## Start Data provided

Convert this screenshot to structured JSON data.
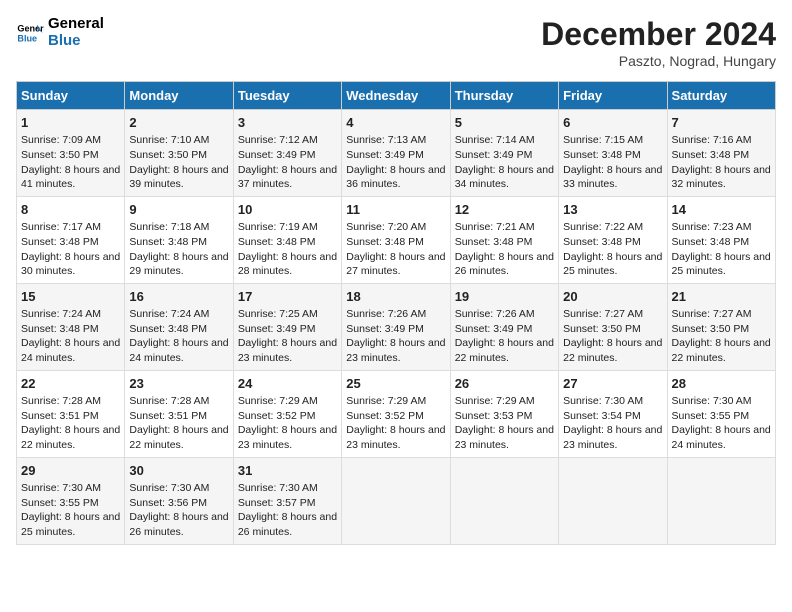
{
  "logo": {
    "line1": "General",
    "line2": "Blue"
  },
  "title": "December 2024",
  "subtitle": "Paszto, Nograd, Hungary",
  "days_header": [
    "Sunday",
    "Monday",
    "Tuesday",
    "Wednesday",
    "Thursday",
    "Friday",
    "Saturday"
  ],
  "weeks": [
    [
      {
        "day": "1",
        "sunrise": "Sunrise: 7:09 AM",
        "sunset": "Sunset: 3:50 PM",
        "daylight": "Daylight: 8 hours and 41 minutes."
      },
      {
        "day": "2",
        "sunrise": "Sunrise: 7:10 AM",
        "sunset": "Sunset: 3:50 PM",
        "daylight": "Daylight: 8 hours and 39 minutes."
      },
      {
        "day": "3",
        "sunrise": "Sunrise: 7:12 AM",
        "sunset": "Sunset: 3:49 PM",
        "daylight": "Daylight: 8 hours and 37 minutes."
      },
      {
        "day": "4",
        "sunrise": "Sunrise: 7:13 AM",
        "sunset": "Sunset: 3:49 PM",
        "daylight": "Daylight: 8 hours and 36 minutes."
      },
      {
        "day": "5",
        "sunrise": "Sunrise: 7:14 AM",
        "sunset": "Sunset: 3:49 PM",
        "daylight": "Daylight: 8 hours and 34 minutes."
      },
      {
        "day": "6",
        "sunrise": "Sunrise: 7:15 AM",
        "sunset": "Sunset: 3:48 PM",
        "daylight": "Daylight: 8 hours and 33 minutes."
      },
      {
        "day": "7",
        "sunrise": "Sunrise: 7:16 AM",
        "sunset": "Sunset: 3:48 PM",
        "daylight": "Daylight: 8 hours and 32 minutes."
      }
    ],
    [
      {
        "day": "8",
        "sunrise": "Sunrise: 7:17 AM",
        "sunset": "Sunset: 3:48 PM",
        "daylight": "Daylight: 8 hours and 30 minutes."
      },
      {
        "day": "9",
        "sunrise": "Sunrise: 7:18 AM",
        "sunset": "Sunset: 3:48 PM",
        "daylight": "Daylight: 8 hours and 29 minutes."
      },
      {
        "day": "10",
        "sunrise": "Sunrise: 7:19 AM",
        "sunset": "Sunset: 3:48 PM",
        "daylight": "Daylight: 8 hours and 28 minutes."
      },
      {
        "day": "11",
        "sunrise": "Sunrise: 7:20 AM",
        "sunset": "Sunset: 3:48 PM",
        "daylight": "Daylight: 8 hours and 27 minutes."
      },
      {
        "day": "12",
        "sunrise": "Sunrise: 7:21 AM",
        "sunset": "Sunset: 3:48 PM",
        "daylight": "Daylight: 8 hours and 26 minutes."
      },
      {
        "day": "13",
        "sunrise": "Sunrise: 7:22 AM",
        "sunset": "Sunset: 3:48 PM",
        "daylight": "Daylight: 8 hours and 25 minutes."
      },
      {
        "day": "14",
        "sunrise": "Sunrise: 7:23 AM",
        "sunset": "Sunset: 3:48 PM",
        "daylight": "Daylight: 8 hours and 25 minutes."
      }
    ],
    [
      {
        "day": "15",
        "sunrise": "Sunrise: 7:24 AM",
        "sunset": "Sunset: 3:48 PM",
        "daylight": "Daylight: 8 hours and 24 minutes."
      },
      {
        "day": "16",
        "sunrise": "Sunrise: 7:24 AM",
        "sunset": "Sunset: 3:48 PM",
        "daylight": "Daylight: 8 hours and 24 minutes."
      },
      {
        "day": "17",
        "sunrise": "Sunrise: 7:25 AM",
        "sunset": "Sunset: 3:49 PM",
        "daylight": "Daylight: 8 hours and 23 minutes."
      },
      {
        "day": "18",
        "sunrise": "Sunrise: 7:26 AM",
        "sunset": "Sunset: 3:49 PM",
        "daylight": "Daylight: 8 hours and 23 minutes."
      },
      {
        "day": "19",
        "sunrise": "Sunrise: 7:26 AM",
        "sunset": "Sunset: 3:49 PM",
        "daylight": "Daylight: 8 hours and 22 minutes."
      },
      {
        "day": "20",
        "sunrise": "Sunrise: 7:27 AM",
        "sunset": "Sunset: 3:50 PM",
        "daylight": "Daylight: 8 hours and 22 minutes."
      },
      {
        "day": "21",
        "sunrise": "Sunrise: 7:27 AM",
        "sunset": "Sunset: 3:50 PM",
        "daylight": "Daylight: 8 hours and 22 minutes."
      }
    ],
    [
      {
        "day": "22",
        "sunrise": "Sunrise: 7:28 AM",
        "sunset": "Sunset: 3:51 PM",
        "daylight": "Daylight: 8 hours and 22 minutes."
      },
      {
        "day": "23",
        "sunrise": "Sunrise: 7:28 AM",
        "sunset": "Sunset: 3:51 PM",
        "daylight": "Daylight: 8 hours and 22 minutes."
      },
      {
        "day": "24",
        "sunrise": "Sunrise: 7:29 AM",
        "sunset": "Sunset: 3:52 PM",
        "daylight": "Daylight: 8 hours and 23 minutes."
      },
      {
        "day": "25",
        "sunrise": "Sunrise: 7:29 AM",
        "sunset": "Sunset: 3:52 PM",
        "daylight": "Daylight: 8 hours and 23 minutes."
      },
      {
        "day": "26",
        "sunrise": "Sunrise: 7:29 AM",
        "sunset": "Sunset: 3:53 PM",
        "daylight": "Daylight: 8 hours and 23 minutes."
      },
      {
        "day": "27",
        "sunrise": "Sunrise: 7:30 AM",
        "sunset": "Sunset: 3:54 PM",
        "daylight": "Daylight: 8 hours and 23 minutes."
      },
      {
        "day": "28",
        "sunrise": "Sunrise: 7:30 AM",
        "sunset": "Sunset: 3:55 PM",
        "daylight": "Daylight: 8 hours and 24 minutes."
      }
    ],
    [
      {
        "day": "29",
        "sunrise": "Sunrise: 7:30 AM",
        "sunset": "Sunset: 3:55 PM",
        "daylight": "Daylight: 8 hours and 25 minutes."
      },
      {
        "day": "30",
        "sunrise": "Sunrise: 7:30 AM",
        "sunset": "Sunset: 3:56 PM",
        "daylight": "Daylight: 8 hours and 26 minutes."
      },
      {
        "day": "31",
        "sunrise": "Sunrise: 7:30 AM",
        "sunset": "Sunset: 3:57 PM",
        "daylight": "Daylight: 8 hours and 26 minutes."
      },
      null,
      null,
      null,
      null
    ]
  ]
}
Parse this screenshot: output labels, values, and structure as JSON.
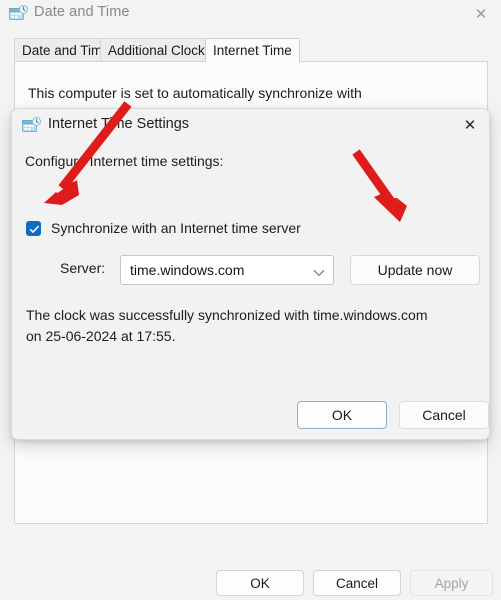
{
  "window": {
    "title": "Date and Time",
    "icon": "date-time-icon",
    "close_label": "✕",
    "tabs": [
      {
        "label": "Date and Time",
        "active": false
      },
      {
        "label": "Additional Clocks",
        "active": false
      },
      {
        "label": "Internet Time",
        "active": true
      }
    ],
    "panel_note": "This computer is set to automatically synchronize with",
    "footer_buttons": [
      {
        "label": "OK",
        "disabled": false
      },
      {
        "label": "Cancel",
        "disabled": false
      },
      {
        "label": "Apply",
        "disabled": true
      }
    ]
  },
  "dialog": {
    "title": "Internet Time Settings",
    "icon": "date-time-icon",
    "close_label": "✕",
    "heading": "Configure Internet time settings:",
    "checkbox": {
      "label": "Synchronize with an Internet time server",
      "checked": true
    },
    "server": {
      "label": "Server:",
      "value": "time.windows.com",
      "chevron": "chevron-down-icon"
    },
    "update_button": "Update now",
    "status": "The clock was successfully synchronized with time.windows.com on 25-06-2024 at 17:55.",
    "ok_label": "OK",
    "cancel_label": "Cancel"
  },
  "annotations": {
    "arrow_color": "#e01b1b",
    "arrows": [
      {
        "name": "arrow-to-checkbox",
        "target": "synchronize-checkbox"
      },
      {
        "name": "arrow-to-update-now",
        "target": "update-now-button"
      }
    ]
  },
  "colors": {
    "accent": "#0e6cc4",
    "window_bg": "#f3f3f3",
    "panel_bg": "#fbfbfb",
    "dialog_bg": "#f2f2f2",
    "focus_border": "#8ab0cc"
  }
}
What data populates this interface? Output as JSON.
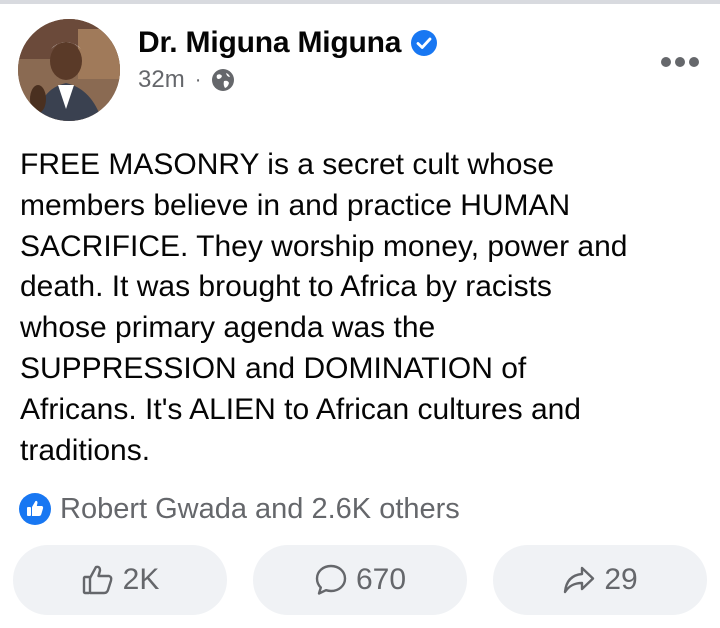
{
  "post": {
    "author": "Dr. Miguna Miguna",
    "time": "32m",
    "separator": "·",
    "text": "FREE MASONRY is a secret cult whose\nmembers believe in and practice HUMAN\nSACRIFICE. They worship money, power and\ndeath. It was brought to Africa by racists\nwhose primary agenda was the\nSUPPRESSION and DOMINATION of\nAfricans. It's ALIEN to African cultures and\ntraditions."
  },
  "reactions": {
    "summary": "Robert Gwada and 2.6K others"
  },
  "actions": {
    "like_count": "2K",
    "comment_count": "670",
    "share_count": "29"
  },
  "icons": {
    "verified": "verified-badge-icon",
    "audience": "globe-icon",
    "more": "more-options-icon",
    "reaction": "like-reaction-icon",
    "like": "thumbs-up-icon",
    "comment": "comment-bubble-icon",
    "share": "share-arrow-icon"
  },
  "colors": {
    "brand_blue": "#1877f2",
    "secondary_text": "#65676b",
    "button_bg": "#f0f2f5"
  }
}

## End Data provided

### Your instructions
Drop the pictures, then reproduce exactly the lines from the one with "What data populates" through the final line of the listing.

### Answer to the problem
What data populates this interface? Output as JSON.
{
  "post": {
    "author": "Dr. Miguna Miguna",
    "time": "32m",
    "separator": "·",
    "text": "FREE MASONRY is a secret cult whose\nmembers believe in and practice HUMAN\nSACRIFICE. They worship money, power and\ndeath. It was brought to Africa by racists\nwhose primary agenda was the\nSUPPRESSION and DOMINATION of\nAfricans. It's ALIEN to African cultures and\ntraditions."
  },
  "reactions": {
    "summary": "Robert Gwada and 2.6K others"
  },
  "actions": {
    "like_count": "2K",
    "comment_count": "670",
    "share_count": "29"
  },
  "icons": {
    "verified": "verified-badge-icon",
    "audience": "globe-icon",
    "more": "more-options-icon",
    "reaction": "like-reaction-icon",
    "like": "thumbs-up-icon",
    "comment": "comment-bubble-icon",
    "share": "share-arrow-icon"
  },
  "colors": {
    "brand_blue": "#1877f2",
    "secondary_text": "#65676b",
    "button_bg": "#f0f2f5"
  }
}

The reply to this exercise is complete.